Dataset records

________________

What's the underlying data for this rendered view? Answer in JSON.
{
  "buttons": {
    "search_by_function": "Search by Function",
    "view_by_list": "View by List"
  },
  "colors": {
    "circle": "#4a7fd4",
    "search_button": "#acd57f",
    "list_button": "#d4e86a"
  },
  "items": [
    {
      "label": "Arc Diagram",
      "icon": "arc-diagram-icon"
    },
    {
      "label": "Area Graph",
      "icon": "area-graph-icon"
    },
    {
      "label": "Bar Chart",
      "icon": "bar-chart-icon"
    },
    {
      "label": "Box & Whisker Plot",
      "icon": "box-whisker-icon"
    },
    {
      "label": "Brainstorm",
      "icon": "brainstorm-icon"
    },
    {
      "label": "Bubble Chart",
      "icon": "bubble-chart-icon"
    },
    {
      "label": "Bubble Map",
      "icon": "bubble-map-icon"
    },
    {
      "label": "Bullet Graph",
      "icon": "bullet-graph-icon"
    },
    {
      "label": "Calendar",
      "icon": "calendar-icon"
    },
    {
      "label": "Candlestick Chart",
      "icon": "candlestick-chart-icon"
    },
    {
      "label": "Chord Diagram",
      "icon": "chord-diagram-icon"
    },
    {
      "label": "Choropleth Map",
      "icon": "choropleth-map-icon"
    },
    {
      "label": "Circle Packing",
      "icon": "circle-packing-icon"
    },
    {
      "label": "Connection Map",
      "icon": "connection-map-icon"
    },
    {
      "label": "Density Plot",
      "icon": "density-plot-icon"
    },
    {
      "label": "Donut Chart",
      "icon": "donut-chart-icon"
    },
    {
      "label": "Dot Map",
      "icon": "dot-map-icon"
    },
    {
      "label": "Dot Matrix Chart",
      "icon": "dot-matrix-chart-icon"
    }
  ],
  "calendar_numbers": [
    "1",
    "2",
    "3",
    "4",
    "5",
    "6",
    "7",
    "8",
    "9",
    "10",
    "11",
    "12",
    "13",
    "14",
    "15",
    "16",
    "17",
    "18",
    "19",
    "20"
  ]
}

________________

# The request
Extract every record. Keep wording exact.

# Answer to the exercise
What's the underlying data for this rendered view? Answer in JSON.
{
  "buttons": {
    "search_by_function": "Search by Function",
    "view_by_list": "View by List"
  },
  "colors": {
    "circle": "#4a7fd4",
    "search_button": "#acd57f",
    "list_button": "#d4e86a"
  },
  "items": [
    {
      "label": "Arc Diagram",
      "icon": "arc-diagram-icon"
    },
    {
      "label": "Area Graph",
      "icon": "area-graph-icon"
    },
    {
      "label": "Bar Chart",
      "icon": "bar-chart-icon"
    },
    {
      "label": "Box & Whisker Plot",
      "icon": "box-whisker-icon"
    },
    {
      "label": "Brainstorm",
      "icon": "brainstorm-icon"
    },
    {
      "label": "Bubble Chart",
      "icon": "bubble-chart-icon"
    },
    {
      "label": "Bubble Map",
      "icon": "bubble-map-icon"
    },
    {
      "label": "Bullet Graph",
      "icon": "bullet-graph-icon"
    },
    {
      "label": "Calendar",
      "icon": "calendar-icon"
    },
    {
      "label": "Candlestick Chart",
      "icon": "candlestick-chart-icon"
    },
    {
      "label": "Chord Diagram",
      "icon": "chord-diagram-icon"
    },
    {
      "label": "Choropleth Map",
      "icon": "choropleth-map-icon"
    },
    {
      "label": "Circle Packing",
      "icon": "circle-packing-icon"
    },
    {
      "label": "Connection Map",
      "icon": "connection-map-icon"
    },
    {
      "label": "Density Plot",
      "icon": "density-plot-icon"
    },
    {
      "label": "Donut Chart",
      "icon": "donut-chart-icon"
    },
    {
      "label": "Dot Map",
      "icon": "dot-map-icon"
    },
    {
      "label": "Dot Matrix Chart",
      "icon": "dot-matrix-chart-icon"
    }
  ],
  "calendar_numbers": [
    "1",
    "2",
    "3",
    "4",
    "5",
    "6",
    "7",
    "8",
    "9",
    "10",
    "11",
    "12",
    "13",
    "14",
    "15",
    "16",
    "17",
    "18",
    "19",
    "20"
  ]
}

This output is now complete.